## Written problem
How many lines hold the string "origin"? Give only the number.

## Extracted entries

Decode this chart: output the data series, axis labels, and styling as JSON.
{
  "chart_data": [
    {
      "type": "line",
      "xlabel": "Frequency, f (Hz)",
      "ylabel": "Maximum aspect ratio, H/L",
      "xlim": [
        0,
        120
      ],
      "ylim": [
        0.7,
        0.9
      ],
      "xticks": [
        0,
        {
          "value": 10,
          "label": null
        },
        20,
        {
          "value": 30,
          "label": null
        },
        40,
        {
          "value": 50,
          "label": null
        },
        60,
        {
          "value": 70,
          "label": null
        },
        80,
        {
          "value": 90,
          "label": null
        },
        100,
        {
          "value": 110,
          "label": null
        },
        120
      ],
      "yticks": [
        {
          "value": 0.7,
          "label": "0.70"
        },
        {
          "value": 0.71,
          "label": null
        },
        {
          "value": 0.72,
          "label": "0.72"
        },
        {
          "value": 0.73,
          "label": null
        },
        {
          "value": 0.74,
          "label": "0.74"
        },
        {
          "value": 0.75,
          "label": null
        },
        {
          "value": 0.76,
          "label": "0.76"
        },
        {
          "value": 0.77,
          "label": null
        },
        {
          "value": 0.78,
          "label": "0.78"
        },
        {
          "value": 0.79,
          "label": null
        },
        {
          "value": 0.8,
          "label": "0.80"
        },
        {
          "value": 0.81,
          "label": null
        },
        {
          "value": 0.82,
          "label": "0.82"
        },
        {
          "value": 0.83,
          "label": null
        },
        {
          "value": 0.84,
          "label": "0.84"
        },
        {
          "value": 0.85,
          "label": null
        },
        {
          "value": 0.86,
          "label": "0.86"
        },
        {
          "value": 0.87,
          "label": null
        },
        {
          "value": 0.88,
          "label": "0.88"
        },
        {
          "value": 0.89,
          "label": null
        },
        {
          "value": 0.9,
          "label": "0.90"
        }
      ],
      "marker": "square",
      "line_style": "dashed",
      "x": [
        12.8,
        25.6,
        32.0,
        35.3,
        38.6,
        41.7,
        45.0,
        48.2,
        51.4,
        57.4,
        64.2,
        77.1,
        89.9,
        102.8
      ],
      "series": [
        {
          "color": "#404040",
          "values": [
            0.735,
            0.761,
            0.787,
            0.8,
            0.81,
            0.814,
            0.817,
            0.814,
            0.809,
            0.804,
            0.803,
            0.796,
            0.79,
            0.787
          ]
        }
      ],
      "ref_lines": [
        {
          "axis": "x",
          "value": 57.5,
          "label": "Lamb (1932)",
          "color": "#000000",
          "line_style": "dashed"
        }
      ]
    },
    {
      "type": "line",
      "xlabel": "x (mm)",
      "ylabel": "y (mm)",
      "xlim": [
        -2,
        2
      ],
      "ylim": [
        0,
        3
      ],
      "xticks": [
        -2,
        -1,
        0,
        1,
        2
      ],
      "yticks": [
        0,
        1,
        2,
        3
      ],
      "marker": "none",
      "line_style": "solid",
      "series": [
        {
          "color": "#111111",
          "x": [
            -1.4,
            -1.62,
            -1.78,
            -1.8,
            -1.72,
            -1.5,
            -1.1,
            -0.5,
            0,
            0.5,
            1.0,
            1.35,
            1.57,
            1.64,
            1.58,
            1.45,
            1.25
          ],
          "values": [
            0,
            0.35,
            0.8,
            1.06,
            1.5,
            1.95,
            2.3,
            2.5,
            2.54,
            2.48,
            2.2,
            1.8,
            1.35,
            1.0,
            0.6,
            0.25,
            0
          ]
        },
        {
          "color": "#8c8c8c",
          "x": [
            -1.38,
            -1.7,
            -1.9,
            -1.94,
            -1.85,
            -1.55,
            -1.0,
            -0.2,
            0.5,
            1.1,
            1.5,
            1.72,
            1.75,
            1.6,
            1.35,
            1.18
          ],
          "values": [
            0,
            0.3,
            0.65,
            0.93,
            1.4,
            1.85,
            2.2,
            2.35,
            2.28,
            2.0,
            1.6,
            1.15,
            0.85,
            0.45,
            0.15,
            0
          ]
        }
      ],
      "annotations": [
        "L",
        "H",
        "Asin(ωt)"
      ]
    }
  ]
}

...

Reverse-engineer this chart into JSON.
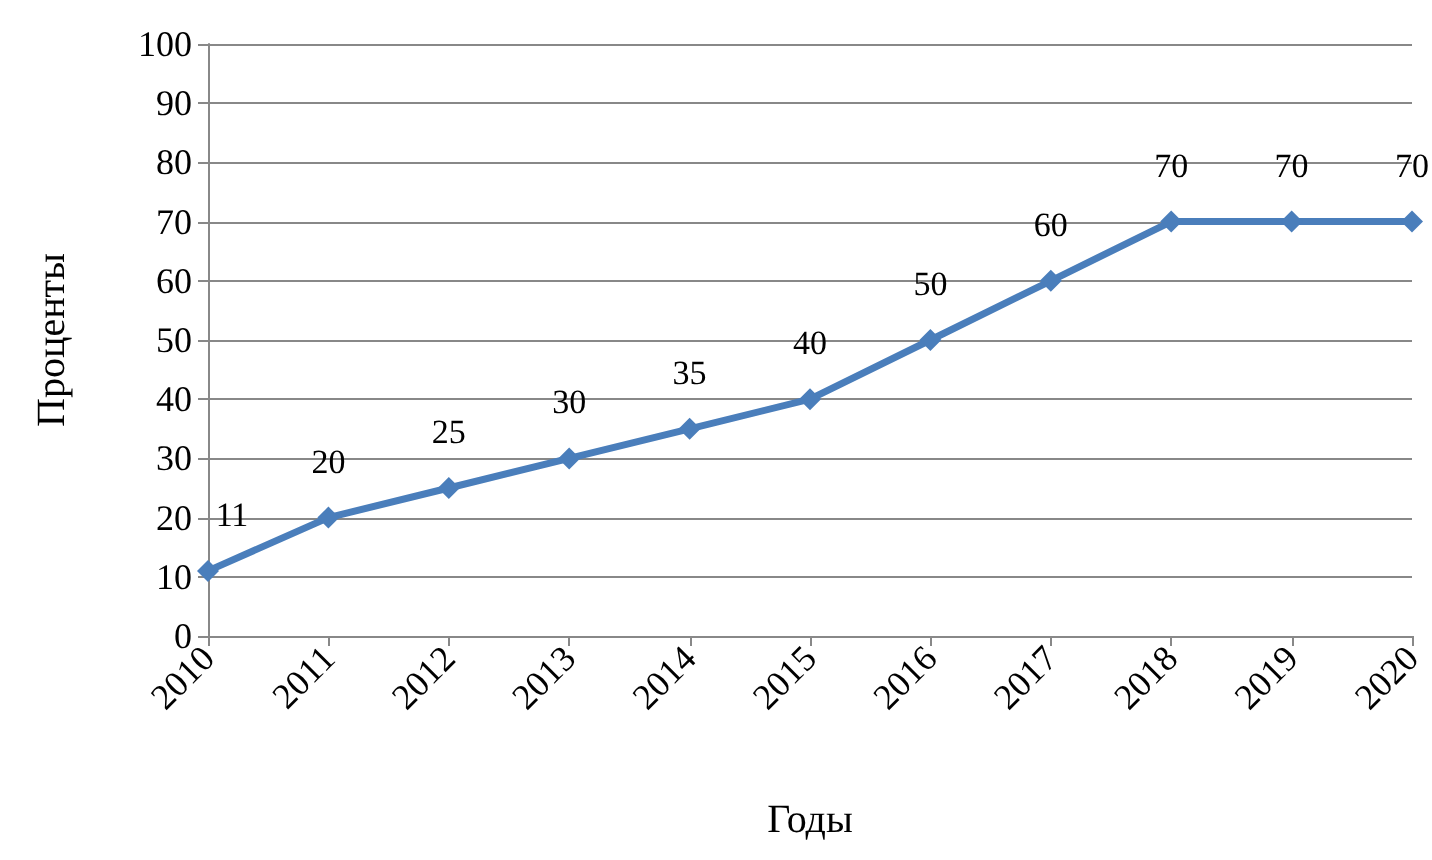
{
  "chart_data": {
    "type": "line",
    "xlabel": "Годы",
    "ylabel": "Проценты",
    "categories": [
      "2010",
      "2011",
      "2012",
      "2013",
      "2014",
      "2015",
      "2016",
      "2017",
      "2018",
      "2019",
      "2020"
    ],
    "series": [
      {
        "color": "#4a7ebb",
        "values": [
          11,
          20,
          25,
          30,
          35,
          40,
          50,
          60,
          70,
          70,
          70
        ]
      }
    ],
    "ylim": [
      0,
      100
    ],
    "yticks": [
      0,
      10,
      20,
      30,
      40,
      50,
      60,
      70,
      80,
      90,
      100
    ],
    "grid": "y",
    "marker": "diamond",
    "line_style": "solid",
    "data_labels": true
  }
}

...

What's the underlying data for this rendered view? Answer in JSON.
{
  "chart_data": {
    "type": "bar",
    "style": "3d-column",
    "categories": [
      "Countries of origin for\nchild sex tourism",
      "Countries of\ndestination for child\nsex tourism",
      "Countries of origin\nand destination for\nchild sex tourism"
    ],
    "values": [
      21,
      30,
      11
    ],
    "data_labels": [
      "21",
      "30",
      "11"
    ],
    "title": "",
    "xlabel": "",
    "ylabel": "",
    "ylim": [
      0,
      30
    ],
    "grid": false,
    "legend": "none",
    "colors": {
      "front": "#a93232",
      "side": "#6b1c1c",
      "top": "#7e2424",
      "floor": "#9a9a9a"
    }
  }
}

## Written reply
2